**What is needed:** All records should be reproduced verbatim.

**Provided data:**
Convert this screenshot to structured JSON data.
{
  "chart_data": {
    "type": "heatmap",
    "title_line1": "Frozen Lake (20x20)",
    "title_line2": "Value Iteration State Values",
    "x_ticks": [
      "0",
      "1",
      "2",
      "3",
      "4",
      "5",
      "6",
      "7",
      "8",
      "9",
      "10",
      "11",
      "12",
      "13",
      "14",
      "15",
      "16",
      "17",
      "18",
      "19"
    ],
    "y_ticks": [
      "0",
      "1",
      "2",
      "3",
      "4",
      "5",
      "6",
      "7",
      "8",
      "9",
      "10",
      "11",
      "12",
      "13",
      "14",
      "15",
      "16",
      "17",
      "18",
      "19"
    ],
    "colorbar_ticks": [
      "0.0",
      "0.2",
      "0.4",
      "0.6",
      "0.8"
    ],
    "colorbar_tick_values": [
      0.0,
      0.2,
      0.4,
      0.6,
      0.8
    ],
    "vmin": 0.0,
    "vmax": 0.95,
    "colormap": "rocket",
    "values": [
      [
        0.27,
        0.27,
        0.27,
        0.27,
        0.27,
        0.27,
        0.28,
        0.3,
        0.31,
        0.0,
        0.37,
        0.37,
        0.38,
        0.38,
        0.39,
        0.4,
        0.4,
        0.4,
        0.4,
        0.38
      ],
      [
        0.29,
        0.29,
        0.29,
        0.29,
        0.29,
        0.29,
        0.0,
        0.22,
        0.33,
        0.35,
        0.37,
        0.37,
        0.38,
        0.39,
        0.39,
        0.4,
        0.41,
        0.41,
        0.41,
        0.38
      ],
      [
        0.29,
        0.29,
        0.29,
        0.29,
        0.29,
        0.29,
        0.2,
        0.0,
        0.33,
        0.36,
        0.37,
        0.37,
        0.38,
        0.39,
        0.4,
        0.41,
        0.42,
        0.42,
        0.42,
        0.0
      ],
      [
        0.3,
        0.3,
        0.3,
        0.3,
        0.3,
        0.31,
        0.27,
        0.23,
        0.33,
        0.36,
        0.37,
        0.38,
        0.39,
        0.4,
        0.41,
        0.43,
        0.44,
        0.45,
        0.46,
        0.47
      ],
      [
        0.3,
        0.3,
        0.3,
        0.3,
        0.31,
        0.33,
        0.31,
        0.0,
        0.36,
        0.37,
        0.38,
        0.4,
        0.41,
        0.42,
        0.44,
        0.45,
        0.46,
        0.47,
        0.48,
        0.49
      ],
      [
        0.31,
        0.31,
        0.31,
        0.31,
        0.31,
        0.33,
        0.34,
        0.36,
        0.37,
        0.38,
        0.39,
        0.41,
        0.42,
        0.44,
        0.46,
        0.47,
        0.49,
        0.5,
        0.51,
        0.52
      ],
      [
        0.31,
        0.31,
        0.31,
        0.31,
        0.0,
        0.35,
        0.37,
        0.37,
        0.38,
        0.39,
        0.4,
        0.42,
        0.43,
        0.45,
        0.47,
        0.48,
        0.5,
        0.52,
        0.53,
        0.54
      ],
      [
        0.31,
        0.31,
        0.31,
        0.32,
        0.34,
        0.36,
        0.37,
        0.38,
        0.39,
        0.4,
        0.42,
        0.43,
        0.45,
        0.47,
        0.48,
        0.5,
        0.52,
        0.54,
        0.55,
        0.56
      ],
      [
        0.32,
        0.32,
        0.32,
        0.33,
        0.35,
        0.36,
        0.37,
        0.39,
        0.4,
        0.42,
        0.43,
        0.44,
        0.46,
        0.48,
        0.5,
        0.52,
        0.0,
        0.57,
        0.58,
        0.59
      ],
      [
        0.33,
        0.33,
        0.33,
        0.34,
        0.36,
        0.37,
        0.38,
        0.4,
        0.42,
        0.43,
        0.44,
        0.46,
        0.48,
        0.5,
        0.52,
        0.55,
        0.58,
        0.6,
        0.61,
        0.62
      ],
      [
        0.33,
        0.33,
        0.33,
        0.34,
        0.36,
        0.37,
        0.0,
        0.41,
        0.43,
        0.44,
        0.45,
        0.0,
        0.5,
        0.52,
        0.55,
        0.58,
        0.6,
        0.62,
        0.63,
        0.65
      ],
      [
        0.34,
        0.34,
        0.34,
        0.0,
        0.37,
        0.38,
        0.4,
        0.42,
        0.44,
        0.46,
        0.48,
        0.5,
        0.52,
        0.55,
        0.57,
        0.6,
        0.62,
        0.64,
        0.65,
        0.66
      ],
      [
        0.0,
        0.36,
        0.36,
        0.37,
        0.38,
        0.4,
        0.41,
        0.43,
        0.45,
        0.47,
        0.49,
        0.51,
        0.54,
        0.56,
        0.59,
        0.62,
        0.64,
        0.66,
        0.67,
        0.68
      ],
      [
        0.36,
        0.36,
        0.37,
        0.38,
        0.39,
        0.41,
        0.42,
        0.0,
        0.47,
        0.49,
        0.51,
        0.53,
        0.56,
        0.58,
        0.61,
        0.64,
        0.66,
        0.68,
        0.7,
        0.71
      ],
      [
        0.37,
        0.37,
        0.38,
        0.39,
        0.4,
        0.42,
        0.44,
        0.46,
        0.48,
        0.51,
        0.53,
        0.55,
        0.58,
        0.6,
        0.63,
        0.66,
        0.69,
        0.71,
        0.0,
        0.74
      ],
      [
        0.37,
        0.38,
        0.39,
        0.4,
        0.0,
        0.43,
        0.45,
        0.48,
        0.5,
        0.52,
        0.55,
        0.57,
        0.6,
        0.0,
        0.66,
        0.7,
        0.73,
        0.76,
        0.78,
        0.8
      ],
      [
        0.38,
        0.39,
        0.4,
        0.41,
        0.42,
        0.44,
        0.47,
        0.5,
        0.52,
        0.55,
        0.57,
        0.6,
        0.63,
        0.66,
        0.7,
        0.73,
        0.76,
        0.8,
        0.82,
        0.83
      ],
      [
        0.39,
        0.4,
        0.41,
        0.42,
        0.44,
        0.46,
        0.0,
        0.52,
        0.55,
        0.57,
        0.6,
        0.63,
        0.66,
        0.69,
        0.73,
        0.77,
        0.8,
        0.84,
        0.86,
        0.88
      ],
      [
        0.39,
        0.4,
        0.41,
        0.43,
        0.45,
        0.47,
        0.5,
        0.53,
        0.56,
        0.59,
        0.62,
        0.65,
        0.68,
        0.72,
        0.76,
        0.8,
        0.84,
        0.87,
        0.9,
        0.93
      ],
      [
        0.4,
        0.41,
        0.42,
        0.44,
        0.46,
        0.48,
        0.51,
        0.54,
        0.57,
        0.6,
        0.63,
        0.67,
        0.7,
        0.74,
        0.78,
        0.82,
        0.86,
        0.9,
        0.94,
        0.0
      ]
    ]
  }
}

**Response to the exercise:**
Convert this screenshot to structured JSON data.
{
  "chart_data": {
    "type": "heatmap",
    "title_line1": "Frozen Lake (20x20)",
    "title_line2": "Value Iteration State Values",
    "x_ticks": [
      "0",
      "1",
      "2",
      "3",
      "4",
      "5",
      "6",
      "7",
      "8",
      "9",
      "10",
      "11",
      "12",
      "13",
      "14",
      "15",
      "16",
      "17",
      "18",
      "19"
    ],
    "y_ticks": [
      "0",
      "1",
      "2",
      "3",
      "4",
      "5",
      "6",
      "7",
      "8",
      "9",
      "10",
      "11",
      "12",
      "13",
      "14",
      "15",
      "16",
      "17",
      "18",
      "19"
    ],
    "colorbar_ticks": [
      "0.0",
      "0.2",
      "0.4",
      "0.6",
      "0.8"
    ],
    "colorbar_tick_values": [
      0.0,
      0.2,
      0.4,
      0.6,
      0.8
    ],
    "vmin": 0.0,
    "vmax": 0.95,
    "colormap": "rocket",
    "values": [
      [
        0.27,
        0.27,
        0.27,
        0.27,
        0.27,
        0.27,
        0.28,
        0.3,
        0.31,
        0.0,
        0.37,
        0.37,
        0.38,
        0.38,
        0.39,
        0.4,
        0.4,
        0.4,
        0.4,
        0.38
      ],
      [
        0.29,
        0.29,
        0.29,
        0.29,
        0.29,
        0.29,
        0.0,
        0.22,
        0.33,
        0.35,
        0.37,
        0.37,
        0.38,
        0.39,
        0.39,
        0.4,
        0.41,
        0.41,
        0.41,
        0.38
      ],
      [
        0.29,
        0.29,
        0.29,
        0.29,
        0.29,
        0.29,
        0.2,
        0.0,
        0.33,
        0.36,
        0.37,
        0.37,
        0.38,
        0.39,
        0.4,
        0.41,
        0.42,
        0.42,
        0.42,
        0.0
      ],
      [
        0.3,
        0.3,
        0.3,
        0.3,
        0.3,
        0.31,
        0.27,
        0.23,
        0.33,
        0.36,
        0.37,
        0.38,
        0.39,
        0.4,
        0.41,
        0.43,
        0.44,
        0.45,
        0.46,
        0.47
      ],
      [
        0.3,
        0.3,
        0.3,
        0.3,
        0.31,
        0.33,
        0.31,
        0.0,
        0.36,
        0.37,
        0.38,
        0.4,
        0.41,
        0.42,
        0.44,
        0.45,
        0.46,
        0.47,
        0.48,
        0.49
      ],
      [
        0.31,
        0.31,
        0.31,
        0.31,
        0.31,
        0.33,
        0.34,
        0.36,
        0.37,
        0.38,
        0.39,
        0.41,
        0.42,
        0.44,
        0.46,
        0.47,
        0.49,
        0.5,
        0.51,
        0.52
      ],
      [
        0.31,
        0.31,
        0.31,
        0.31,
        0.0,
        0.35,
        0.37,
        0.37,
        0.38,
        0.39,
        0.4,
        0.42,
        0.43,
        0.45,
        0.47,
        0.48,
        0.5,
        0.52,
        0.53,
        0.54
      ],
      [
        0.31,
        0.31,
        0.31,
        0.32,
        0.34,
        0.36,
        0.37,
        0.38,
        0.39,
        0.4,
        0.42,
        0.43,
        0.45,
        0.47,
        0.48,
        0.5,
        0.52,
        0.54,
        0.55,
        0.56
      ],
      [
        0.32,
        0.32,
        0.32,
        0.33,
        0.35,
        0.36,
        0.37,
        0.39,
        0.4,
        0.42,
        0.43,
        0.44,
        0.46,
        0.48,
        0.5,
        0.52,
        0.0,
        0.57,
        0.58,
        0.59
      ],
      [
        0.33,
        0.33,
        0.33,
        0.34,
        0.36,
        0.37,
        0.38,
        0.4,
        0.42,
        0.43,
        0.44,
        0.46,
        0.48,
        0.5,
        0.52,
        0.55,
        0.58,
        0.6,
        0.61,
        0.62
      ],
      [
        0.33,
        0.33,
        0.33,
        0.34,
        0.36,
        0.37,
        0.0,
        0.41,
        0.43,
        0.44,
        0.45,
        0.0,
        0.5,
        0.52,
        0.55,
        0.58,
        0.6,
        0.62,
        0.63,
        0.65
      ],
      [
        0.34,
        0.34,
        0.34,
        0.0,
        0.37,
        0.38,
        0.4,
        0.42,
        0.44,
        0.46,
        0.48,
        0.5,
        0.52,
        0.55,
        0.57,
        0.6,
        0.62,
        0.64,
        0.65,
        0.66
      ],
      [
        0.0,
        0.36,
        0.36,
        0.37,
        0.38,
        0.4,
        0.41,
        0.43,
        0.45,
        0.47,
        0.49,
        0.51,
        0.54,
        0.56,
        0.59,
        0.62,
        0.64,
        0.66,
        0.67,
        0.68
      ],
      [
        0.36,
        0.36,
        0.37,
        0.38,
        0.39,
        0.41,
        0.42,
        0.0,
        0.47,
        0.49,
        0.51,
        0.53,
        0.56,
        0.58,
        0.61,
        0.64,
        0.66,
        0.68,
        0.7,
        0.71
      ],
      [
        0.37,
        0.37,
        0.38,
        0.39,
        0.4,
        0.42,
        0.44,
        0.46,
        0.48,
        0.51,
        0.53,
        0.55,
        0.58,
        0.6,
        0.63,
        0.66,
        0.69,
        0.71,
        0.0,
        0.74
      ],
      [
        0.37,
        0.38,
        0.39,
        0.4,
        0.0,
        0.43,
        0.45,
        0.48,
        0.5,
        0.52,
        0.55,
        0.57,
        0.6,
        0.0,
        0.66,
        0.7,
        0.73,
        0.76,
        0.78,
        0.8
      ],
      [
        0.38,
        0.39,
        0.4,
        0.41,
        0.42,
        0.44,
        0.47,
        0.5,
        0.52,
        0.55,
        0.57,
        0.6,
        0.63,
        0.66,
        0.7,
        0.73,
        0.76,
        0.8,
        0.82,
        0.83
      ],
      [
        0.39,
        0.4,
        0.41,
        0.42,
        0.44,
        0.46,
        0.0,
        0.52,
        0.55,
        0.57,
        0.6,
        0.63,
        0.66,
        0.69,
        0.73,
        0.77,
        0.8,
        0.84,
        0.86,
        0.88
      ],
      [
        0.39,
        0.4,
        0.41,
        0.43,
        0.45,
        0.47,
        0.5,
        0.53,
        0.56,
        0.59,
        0.62,
        0.65,
        0.68,
        0.72,
        0.76,
        0.8,
        0.84,
        0.87,
        0.9,
        0.93
      ],
      [
        0.4,
        0.41,
        0.42,
        0.44,
        0.46,
        0.48,
        0.51,
        0.54,
        0.57,
        0.6,
        0.63,
        0.67,
        0.7,
        0.74,
        0.78,
        0.82,
        0.86,
        0.9,
        0.94,
        0.0
      ]
    ]
  }
}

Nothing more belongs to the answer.